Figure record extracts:
--------------------

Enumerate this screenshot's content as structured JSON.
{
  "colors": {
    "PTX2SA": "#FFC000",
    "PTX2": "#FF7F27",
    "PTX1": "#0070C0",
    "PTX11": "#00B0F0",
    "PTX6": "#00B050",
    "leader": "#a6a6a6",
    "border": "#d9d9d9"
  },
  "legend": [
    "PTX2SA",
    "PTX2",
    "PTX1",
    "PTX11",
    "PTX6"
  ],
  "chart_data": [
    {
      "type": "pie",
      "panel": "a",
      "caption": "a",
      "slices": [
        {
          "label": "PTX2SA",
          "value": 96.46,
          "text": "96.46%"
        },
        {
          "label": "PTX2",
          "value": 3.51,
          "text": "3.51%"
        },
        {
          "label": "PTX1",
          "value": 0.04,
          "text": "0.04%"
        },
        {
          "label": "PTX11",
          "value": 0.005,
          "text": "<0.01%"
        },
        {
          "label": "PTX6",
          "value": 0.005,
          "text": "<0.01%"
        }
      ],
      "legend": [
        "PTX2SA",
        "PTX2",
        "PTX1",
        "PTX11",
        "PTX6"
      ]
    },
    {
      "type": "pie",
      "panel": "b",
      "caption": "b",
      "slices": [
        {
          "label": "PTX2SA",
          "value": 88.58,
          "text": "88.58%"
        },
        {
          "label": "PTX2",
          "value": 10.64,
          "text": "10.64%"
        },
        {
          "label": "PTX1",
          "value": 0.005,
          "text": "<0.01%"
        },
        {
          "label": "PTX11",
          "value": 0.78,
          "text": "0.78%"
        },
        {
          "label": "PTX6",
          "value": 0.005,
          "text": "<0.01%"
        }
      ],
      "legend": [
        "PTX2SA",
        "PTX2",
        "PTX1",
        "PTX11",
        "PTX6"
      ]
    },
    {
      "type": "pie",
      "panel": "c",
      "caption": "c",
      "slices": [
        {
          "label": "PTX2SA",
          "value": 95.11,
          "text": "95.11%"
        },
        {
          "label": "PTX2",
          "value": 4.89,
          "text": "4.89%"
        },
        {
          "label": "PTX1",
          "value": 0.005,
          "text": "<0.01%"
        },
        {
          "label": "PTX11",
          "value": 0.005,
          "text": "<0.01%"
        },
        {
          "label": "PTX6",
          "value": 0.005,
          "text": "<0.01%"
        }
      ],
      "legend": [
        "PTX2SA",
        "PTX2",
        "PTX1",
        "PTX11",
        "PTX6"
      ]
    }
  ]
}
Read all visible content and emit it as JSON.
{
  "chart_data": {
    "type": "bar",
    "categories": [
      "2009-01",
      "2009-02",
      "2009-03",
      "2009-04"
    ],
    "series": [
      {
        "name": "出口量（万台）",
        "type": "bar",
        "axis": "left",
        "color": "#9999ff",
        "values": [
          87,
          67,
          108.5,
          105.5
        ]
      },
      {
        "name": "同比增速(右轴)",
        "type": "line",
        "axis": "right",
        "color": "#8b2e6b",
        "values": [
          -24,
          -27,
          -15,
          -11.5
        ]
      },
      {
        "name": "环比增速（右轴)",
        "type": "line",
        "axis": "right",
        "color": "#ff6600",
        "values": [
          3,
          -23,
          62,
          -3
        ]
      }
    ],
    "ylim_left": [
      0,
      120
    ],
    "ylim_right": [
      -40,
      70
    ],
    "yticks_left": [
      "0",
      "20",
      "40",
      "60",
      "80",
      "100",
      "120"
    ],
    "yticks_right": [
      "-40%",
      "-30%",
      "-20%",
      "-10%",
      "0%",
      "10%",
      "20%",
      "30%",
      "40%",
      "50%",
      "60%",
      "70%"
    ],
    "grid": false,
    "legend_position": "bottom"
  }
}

--------------------

What you need to do:
Starting with the line that contains "Read all visible content and emit it as JSON.", repeat each line through the last one exactly as it appears. Include both ends and nothing more.

Written solution:
Read all visible content and emit it as JSON.
{
  "chart_data": {
    "type": "bar",
    "categories": [
      "2009-01",
      "2009-02",
      "2009-03",
      "2009-04"
    ],
    "series": [
      {
        "name": "出口量（万台）",
        "type": "bar",
        "axis": "left",
        "color": "#9999ff",
        "values": [
          87,
          67,
          108.5,
          105.5
        ]
      },
      {
        "name": "同比增速(右轴)",
        "type": "line",
        "axis": "right",
        "color": "#8b2e6b",
        "values": [
          -24,
          -27,
          -15,
          -11.5
        ]
      },
      {
        "name": "环比增速（右轴)",
        "type": "line",
        "axis": "right",
        "color": "#ff6600",
        "values": [
          3,
          -23,
          62,
          -3
        ]
      }
    ],
    "ylim_left": [
      0,
      120
    ],
    "ylim_right": [
      -40,
      70
    ],
    "yticks_left": [
      "0",
      "20",
      "40",
      "60",
      "80",
      "100",
      "120"
    ],
    "yticks_right": [
      "-40%",
      "-30%",
      "-20%",
      "-10%",
      "0%",
      "10%",
      "20%",
      "30%",
      "40%",
      "50%",
      "60%",
      "70%"
    ],
    "grid": false,
    "legend_position": "bottom"
  }
}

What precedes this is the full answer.